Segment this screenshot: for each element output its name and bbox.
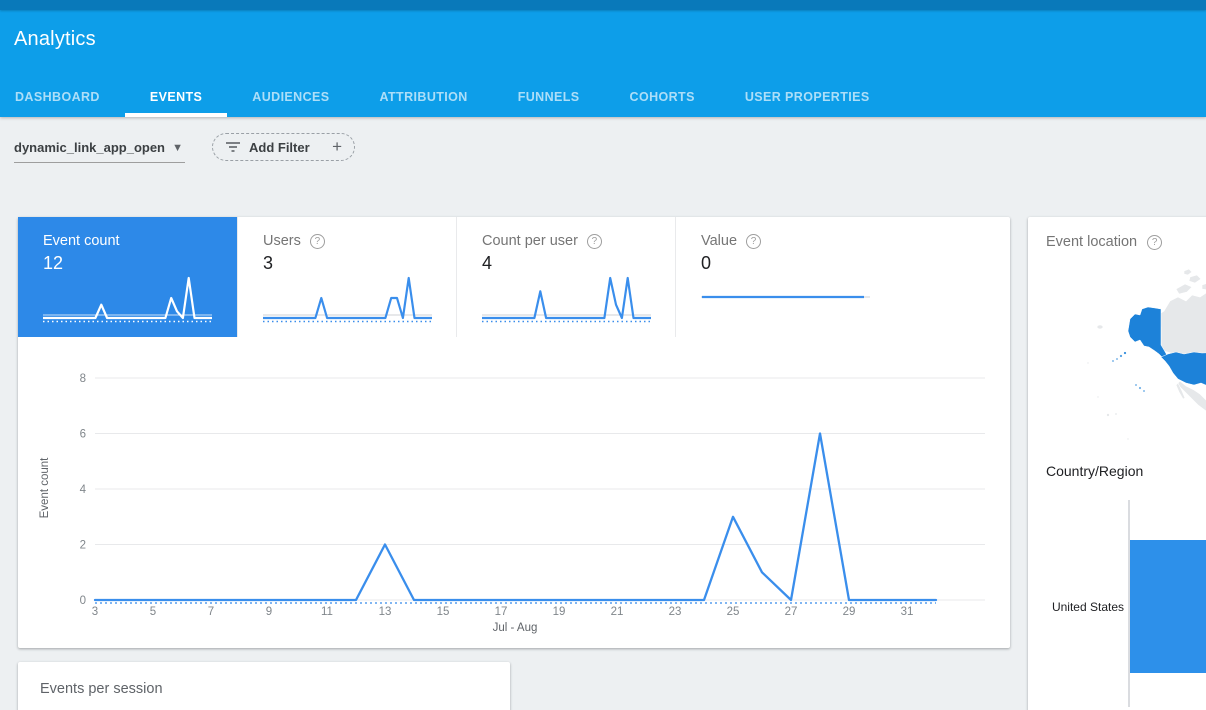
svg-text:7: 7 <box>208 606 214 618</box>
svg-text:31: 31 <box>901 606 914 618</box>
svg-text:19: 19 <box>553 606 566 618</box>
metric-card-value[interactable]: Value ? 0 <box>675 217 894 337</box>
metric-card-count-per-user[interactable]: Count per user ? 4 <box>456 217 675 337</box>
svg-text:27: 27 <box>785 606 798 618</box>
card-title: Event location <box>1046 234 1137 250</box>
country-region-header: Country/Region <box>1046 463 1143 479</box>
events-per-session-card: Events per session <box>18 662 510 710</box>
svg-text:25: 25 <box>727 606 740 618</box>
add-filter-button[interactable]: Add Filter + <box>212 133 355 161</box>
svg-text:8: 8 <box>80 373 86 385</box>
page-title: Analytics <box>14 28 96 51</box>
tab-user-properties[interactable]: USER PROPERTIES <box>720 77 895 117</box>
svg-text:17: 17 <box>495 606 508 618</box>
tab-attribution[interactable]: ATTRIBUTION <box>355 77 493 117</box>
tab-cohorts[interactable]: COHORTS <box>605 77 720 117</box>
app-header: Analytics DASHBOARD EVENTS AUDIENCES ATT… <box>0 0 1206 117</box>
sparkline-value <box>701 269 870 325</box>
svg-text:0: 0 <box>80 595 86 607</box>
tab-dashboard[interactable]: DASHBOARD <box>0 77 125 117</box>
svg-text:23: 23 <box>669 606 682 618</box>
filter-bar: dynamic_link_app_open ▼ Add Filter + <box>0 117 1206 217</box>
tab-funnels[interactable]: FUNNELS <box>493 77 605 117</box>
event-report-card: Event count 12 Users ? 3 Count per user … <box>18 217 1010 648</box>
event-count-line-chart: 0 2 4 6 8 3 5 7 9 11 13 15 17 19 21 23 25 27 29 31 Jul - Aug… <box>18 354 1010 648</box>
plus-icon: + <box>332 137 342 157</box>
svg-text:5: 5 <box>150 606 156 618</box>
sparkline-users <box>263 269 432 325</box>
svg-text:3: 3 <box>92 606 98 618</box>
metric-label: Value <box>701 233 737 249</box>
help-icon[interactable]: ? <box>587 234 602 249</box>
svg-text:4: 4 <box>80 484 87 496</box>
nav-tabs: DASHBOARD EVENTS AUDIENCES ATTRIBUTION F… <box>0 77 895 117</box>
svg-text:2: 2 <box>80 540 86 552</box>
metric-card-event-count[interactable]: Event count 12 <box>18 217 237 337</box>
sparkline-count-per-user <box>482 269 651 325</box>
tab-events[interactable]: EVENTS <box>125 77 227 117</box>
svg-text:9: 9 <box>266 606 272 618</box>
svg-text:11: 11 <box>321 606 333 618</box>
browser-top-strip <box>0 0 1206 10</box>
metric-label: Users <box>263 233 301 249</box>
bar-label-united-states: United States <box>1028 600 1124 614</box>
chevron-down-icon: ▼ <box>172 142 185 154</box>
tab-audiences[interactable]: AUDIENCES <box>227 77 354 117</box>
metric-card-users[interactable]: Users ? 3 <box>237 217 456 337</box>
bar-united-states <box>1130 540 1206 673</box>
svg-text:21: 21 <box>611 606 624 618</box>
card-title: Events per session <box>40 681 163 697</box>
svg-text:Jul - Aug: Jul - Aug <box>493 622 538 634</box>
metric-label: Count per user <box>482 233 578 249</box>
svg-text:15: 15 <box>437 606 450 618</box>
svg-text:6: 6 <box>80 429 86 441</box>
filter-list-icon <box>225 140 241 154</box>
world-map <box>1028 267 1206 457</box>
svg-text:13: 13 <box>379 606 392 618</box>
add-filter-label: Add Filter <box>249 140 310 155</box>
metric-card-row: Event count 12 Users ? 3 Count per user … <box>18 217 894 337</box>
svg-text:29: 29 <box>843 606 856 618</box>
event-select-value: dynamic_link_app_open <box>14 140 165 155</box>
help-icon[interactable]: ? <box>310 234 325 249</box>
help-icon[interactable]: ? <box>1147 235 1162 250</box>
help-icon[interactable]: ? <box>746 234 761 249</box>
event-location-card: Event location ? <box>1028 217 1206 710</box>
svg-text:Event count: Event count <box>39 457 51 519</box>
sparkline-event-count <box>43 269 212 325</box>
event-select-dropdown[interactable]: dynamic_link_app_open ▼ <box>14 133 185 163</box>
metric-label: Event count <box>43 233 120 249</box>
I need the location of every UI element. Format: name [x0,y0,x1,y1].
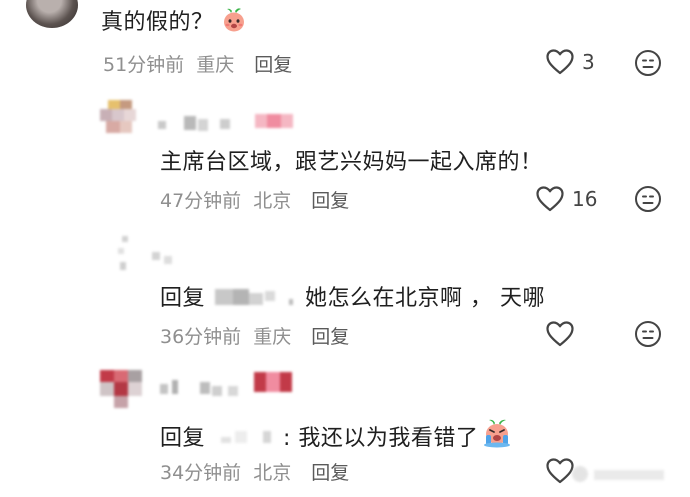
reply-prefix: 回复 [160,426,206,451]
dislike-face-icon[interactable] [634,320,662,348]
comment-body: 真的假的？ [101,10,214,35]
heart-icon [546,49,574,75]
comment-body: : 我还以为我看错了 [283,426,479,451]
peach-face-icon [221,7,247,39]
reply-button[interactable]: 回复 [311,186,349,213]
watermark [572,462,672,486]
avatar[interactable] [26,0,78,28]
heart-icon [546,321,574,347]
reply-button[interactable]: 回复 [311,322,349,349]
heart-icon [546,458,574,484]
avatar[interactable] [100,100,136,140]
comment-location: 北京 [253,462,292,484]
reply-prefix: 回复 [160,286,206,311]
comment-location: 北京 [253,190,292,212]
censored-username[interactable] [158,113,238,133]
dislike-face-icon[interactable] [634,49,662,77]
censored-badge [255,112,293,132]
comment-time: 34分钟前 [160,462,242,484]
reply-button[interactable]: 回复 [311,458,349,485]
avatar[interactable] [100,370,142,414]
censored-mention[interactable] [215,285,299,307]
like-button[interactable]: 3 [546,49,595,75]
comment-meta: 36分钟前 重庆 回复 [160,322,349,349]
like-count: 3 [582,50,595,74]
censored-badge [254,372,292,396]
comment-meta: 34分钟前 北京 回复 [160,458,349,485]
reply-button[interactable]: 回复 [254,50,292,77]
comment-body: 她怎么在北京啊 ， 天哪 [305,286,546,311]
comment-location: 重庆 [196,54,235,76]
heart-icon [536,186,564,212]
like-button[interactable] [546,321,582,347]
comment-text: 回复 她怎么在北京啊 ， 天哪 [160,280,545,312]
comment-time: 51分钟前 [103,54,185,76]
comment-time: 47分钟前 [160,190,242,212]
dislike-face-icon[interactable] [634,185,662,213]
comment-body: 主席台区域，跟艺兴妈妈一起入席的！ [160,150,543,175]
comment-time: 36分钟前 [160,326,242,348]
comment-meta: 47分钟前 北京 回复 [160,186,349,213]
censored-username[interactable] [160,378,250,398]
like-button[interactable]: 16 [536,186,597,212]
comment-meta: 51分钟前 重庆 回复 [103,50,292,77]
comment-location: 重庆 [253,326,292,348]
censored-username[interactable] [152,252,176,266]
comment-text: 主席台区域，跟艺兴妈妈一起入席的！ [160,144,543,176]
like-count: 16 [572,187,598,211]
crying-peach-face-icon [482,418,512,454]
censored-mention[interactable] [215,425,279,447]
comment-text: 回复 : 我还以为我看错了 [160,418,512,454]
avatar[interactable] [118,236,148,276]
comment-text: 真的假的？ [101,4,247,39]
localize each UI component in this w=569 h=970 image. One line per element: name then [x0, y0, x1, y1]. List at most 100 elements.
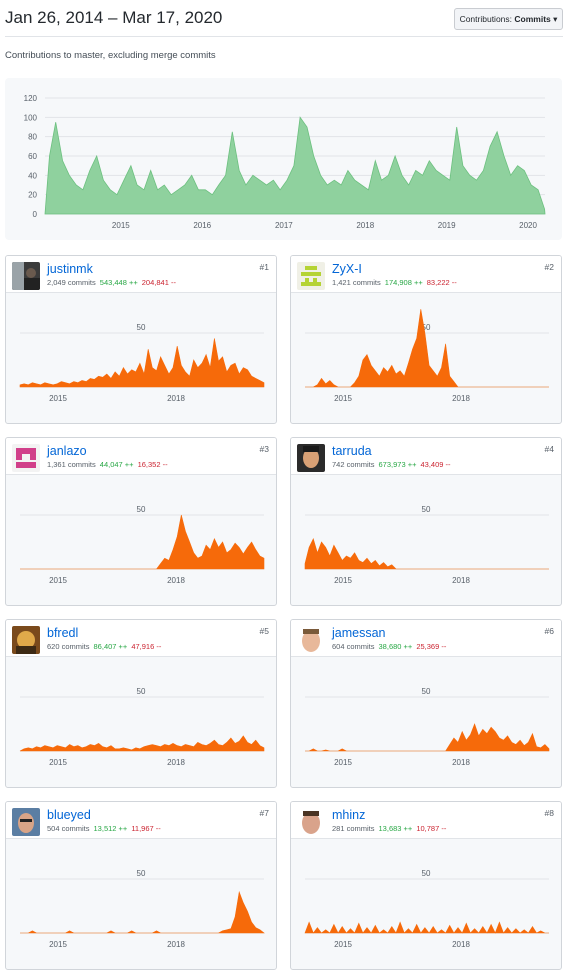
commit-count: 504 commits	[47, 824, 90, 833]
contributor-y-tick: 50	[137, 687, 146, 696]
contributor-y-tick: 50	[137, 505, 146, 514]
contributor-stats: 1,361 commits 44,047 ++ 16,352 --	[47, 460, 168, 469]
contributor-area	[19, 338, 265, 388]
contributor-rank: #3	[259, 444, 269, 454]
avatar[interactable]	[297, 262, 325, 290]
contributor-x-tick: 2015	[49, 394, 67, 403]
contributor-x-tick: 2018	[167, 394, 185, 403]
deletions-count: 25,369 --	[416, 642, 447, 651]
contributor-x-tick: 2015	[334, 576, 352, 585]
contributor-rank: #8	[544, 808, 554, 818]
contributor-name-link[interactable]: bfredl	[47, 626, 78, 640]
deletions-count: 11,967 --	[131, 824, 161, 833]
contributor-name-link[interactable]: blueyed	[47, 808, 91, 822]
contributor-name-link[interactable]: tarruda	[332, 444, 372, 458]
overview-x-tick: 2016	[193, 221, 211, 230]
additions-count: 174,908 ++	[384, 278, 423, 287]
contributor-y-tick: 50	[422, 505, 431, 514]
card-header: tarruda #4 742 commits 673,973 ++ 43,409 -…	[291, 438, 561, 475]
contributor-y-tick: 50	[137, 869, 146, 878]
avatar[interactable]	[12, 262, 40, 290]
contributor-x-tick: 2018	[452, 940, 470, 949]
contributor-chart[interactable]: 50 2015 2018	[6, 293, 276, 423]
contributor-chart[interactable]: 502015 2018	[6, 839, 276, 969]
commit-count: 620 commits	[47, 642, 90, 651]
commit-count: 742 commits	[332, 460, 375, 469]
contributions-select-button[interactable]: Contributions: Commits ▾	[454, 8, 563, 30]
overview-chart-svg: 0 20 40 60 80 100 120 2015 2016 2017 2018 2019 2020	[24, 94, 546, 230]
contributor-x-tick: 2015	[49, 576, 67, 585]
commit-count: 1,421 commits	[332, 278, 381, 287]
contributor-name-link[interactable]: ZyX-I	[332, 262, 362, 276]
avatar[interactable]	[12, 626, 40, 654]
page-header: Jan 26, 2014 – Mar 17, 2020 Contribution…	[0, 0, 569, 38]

|---|

Gather every line of the items above that contains the string "help".

The response:
help-icon[interactable]: ? <box>587 234 602 249</box>
help-icon[interactable]: ? <box>310 234 325 249</box>
help-icon[interactable]: ? <box>1147 235 1162 250</box>
help-icon[interactable]: ? <box>746 234 761 249</box>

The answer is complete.